Directions for this task:
Copy every line that mentions the word "What".

>> START Records supplied

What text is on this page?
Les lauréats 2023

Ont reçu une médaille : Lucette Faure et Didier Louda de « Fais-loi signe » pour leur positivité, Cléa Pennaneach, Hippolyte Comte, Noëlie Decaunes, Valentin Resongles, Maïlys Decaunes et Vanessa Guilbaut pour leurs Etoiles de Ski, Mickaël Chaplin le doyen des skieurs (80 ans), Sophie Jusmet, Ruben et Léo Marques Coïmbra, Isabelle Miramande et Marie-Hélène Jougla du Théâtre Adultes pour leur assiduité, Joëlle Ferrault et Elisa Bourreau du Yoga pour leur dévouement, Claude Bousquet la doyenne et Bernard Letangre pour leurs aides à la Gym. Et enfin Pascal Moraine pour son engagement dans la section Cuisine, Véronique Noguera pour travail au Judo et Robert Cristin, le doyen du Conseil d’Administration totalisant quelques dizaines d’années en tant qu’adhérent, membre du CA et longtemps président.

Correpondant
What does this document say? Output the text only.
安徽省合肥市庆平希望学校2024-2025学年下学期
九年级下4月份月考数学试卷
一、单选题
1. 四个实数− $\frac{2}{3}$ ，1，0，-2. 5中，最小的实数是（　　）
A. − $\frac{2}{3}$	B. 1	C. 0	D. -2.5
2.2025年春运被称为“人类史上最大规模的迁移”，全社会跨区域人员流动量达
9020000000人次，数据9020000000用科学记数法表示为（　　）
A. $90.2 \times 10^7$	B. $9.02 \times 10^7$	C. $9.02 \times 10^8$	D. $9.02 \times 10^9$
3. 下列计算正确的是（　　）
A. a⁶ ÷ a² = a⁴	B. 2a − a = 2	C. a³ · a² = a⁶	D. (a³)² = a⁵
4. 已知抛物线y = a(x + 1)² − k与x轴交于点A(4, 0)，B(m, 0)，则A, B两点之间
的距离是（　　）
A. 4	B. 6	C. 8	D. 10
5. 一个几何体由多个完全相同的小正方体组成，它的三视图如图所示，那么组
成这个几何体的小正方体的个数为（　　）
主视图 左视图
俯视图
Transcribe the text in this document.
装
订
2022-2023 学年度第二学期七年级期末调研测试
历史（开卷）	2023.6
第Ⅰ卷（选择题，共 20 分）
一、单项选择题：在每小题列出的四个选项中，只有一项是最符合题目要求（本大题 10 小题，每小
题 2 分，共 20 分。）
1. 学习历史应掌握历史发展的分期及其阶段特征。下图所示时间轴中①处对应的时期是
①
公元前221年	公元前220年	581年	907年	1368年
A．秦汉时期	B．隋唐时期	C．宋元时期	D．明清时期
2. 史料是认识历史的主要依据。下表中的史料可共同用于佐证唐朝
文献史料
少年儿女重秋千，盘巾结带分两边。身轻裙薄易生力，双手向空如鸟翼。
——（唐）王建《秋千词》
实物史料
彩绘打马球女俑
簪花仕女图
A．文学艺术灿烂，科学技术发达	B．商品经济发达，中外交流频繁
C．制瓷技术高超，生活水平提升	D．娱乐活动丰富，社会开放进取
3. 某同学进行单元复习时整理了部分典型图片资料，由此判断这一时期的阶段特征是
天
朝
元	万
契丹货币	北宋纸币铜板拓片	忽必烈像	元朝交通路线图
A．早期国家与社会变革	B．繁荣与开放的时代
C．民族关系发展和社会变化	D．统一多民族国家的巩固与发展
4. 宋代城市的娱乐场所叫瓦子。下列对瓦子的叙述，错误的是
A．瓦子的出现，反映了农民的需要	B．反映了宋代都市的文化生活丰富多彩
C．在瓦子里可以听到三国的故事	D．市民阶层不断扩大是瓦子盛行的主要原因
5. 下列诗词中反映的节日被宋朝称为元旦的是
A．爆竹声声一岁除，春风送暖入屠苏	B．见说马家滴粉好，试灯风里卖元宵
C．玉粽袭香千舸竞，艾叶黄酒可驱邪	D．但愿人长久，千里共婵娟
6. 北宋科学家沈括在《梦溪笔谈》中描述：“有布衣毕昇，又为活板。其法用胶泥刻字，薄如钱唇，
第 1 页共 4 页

>> END Records supplied

Exercise answer:
What text is on this page?
What does this document say? Output the text only.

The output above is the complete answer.